━━━━━ Data for analysis ━━━━━

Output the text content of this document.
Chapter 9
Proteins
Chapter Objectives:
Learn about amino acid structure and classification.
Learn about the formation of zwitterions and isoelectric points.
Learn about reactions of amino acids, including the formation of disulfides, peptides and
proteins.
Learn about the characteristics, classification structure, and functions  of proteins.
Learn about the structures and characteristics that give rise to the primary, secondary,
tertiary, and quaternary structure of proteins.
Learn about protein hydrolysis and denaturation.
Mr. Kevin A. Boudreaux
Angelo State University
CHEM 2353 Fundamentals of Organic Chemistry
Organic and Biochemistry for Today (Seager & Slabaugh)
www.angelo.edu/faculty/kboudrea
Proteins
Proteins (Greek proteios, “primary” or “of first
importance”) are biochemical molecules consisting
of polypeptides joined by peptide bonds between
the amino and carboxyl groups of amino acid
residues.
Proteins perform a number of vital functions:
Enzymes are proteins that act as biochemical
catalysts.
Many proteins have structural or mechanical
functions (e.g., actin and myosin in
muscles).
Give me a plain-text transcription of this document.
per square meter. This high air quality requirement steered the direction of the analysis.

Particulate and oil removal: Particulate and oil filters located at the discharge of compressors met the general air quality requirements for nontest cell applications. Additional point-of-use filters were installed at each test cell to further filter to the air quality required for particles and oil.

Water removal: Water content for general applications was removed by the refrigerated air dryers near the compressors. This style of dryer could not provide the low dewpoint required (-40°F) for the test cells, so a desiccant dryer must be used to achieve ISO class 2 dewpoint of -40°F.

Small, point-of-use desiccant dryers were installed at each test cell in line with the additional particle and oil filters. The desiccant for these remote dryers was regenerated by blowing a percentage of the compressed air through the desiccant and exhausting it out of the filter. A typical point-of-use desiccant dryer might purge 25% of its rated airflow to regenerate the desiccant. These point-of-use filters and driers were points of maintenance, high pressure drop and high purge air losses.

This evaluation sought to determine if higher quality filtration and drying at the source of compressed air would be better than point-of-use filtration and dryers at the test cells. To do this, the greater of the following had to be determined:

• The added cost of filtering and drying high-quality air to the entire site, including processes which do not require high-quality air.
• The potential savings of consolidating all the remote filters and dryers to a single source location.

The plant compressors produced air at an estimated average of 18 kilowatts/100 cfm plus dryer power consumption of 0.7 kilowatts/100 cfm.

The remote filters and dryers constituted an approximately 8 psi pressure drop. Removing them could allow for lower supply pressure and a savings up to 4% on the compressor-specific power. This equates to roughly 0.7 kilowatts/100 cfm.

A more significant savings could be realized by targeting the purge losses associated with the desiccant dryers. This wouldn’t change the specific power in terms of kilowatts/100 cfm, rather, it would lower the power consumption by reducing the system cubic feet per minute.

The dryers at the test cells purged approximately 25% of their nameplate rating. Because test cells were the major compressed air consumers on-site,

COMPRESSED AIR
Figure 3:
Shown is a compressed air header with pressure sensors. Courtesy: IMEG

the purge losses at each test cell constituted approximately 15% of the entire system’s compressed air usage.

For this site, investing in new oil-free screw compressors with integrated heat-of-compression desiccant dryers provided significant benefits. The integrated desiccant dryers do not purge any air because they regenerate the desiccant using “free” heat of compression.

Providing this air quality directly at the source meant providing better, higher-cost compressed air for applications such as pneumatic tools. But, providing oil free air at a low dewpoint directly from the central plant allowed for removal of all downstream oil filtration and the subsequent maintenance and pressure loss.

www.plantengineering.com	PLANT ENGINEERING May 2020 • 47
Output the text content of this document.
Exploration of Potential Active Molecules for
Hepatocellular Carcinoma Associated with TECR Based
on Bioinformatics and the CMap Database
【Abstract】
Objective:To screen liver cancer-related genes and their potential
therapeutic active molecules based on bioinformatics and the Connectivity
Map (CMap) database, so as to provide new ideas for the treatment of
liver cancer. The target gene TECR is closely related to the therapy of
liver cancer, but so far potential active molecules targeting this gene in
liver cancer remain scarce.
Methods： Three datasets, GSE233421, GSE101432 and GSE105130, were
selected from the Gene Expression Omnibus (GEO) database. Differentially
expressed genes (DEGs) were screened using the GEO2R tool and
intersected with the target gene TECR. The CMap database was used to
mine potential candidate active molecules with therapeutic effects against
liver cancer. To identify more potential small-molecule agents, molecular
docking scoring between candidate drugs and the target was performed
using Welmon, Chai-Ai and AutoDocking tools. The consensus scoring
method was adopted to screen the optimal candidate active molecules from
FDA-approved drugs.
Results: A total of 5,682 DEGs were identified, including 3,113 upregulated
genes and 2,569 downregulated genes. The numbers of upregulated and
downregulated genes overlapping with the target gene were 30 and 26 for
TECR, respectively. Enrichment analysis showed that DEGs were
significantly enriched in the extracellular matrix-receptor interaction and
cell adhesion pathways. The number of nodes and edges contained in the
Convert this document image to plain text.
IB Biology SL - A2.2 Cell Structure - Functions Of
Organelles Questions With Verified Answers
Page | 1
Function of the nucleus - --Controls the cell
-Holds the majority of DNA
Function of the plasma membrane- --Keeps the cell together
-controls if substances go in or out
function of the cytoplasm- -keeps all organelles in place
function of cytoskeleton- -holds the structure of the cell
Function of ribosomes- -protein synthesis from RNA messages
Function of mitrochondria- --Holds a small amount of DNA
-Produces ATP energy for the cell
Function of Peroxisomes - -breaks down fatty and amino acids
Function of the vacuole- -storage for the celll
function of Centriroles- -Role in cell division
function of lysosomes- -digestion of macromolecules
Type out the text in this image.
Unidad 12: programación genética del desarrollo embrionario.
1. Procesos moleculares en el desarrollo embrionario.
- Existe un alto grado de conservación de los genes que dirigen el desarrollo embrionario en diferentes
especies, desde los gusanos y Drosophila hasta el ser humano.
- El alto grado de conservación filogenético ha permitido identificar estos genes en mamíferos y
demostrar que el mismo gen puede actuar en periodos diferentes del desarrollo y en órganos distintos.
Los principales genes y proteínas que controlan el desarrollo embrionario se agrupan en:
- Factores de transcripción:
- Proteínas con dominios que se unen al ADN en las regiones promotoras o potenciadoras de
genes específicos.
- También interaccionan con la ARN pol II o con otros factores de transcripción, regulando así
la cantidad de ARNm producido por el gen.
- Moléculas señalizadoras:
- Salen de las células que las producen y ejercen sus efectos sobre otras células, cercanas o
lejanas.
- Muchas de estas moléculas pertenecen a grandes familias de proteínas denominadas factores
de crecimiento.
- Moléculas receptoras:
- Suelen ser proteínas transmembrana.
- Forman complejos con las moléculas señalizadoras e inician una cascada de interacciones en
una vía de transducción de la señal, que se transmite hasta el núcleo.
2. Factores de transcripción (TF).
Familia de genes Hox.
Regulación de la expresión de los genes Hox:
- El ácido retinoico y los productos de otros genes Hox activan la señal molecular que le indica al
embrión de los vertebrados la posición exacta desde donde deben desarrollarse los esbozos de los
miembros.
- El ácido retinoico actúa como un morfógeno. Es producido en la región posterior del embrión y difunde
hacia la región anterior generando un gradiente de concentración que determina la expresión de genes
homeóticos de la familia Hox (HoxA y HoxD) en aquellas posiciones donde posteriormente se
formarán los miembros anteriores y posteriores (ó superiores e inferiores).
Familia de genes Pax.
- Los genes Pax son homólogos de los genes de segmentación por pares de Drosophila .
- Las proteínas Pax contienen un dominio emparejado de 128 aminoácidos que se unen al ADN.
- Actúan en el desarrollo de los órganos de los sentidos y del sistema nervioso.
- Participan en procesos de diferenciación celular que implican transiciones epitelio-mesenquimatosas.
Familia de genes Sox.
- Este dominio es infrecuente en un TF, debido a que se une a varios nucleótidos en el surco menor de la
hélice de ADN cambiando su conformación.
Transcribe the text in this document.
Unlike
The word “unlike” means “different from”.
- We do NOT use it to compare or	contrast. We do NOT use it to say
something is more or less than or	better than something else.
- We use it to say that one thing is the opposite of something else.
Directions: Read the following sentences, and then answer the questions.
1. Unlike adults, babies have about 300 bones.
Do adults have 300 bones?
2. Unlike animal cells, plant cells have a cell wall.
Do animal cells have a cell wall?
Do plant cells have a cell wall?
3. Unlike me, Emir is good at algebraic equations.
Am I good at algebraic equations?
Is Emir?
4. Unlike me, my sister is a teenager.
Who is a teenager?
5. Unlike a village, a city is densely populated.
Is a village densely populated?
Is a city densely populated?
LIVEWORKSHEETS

━━━━━

Where the word "good" shows up in a line of the records above, count that line; then give the count by itself.

*Task solution*: 2